* Problem description:
Transcribe the records exactly. Pictures do not belong in the transcription.

[BEGIN Information supplied]

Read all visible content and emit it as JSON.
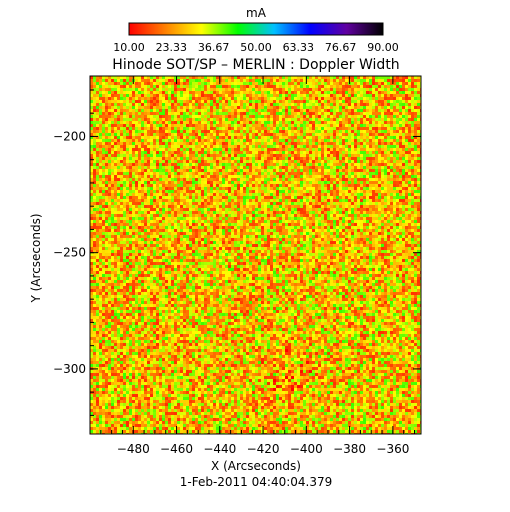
{
  "chart_data": {
    "type": "heatmap",
    "title": "Hinode SOT/SP – MERLIN : Doppler Width",
    "xlabel": "X (Arcseconds)",
    "ylabel": "Y (Arcseconds)",
    "date": "1-Feb-2011 04:40:04.379",
    "colorbar": {
      "label": "mA",
      "range": [
        10.0,
        90.0
      ],
      "tick_labels": [
        "10.00",
        "23.33",
        "36.67",
        "50.00",
        "63.33",
        "76.67",
        "90.00"
      ],
      "tick_values": [
        10.0,
        23.33,
        36.67,
        50.0,
        63.33,
        76.67,
        90.0
      ],
      "colormap_stops": [
        "#ff0000",
        "#ff8000",
        "#ffff00",
        "#00ff00",
        "#00c0ff",
        "#0000ff",
        "#6000a0",
        "#000000"
      ]
    },
    "xlim": [
      -500,
      -347
    ],
    "ylim": [
      -328,
      -174
    ],
    "x_ticks": [
      -480,
      -460,
      -440,
      -420,
      -400,
      -380,
      -360
    ],
    "x_tick_labels": [
      "−480",
      "−460",
      "−440",
      "−420",
      "−400",
      "−380",
      "−360"
    ],
    "y_ticks": [
      -300,
      -250,
      -200
    ],
    "y_tick_labels": [
      "−300",
      "−250",
      "−200"
    ],
    "field_description": "Noisy map of Doppler width values mostly between 15 and 40 mA (red/orange/yellow/green speckle), with a cluster of low (red) values near X≈-410, Y≈-300"
  }
}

[END Information supplied]

* Expected answer:
Read all visible content and emit it as JSON.
{
  "chart_data": {
    "type": "heatmap",
    "title": "Hinode SOT/SP – MERLIN : Doppler Width",
    "xlabel": "X (Arcseconds)",
    "ylabel": "Y (Arcseconds)",
    "date": "1-Feb-2011 04:40:04.379",
    "colorbar": {
      "label": "mA",
      "range": [
        10.0,
        90.0
      ],
      "tick_labels": [
        "10.00",
        "23.33",
        "36.67",
        "50.00",
        "63.33",
        "76.67",
        "90.00"
      ],
      "tick_values": [
        10.0,
        23.33,
        36.67,
        50.0,
        63.33,
        76.67,
        90.0
      ],
      "colormap_stops": [
        "#ff0000",
        "#ff8000",
        "#ffff00",
        "#00ff00",
        "#00c0ff",
        "#0000ff",
        "#6000a0",
        "#000000"
      ]
    },
    "xlim": [
      -500,
      -347
    ],
    "ylim": [
      -328,
      -174
    ],
    "x_ticks": [
      -480,
      -460,
      -440,
      -420,
      -400,
      -380,
      -360
    ],
    "x_tick_labels": [
      "−480",
      "−460",
      "−440",
      "−420",
      "−400",
      "−380",
      "−360"
    ],
    "y_ticks": [
      -300,
      -250,
      -200
    ],
    "y_tick_labels": [
      "−300",
      "−250",
      "−200"
    ],
    "field_description": "Noisy map of Doppler width values mostly between 15 and 40 mA (red/orange/yellow/green speckle), with a cluster of low (red) values near X≈-410, Y≈-300"
  }
}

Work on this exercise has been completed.